# Input rows
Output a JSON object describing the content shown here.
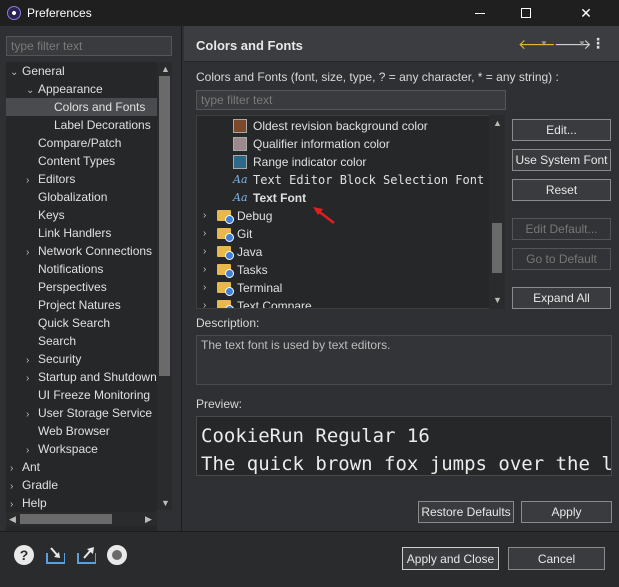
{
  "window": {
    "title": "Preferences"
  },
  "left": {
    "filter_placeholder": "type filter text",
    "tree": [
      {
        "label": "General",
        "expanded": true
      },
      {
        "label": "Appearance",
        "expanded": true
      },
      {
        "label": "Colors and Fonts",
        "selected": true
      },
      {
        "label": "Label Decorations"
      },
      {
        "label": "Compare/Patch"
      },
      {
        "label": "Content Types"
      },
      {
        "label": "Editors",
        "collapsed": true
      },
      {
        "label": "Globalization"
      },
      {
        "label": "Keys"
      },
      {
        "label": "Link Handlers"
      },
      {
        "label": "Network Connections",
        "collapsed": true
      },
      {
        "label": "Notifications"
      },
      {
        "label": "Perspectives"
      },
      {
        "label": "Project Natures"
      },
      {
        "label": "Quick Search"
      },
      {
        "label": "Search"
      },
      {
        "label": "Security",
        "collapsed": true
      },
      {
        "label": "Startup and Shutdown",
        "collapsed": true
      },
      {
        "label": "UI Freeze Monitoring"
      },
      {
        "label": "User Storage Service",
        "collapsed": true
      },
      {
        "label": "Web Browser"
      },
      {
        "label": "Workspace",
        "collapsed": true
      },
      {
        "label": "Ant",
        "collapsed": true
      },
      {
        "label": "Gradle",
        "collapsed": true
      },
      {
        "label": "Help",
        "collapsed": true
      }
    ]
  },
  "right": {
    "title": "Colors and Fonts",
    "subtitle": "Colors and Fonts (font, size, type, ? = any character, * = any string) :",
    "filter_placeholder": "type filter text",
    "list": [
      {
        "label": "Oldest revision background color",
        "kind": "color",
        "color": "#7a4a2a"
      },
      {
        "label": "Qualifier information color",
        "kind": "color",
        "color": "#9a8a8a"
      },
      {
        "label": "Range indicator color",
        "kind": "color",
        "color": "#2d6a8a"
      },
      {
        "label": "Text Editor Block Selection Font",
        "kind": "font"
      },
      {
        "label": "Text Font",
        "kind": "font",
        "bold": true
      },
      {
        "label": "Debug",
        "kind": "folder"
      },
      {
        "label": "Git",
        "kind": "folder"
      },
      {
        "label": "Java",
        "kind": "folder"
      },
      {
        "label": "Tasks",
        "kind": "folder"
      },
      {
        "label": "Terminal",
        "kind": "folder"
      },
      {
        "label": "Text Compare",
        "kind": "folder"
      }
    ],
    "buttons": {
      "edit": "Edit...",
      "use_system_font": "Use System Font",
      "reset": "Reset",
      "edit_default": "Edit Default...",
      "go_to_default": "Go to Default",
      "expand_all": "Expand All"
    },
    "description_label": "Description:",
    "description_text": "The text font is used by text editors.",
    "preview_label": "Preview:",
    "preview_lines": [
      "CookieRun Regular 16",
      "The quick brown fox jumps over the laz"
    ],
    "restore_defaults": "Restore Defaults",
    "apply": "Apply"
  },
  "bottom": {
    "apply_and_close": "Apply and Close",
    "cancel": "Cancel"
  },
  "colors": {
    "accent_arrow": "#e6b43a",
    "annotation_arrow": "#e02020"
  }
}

# Description of the task
Show every line above in which the word "Fonts" occurs.

# Complete output
        "label": "Colors and Fonts",
    "title": "Colors and Fonts",
    "subtitle": "Colors and Fonts (font, size, type, ? = any character, * = any string) :",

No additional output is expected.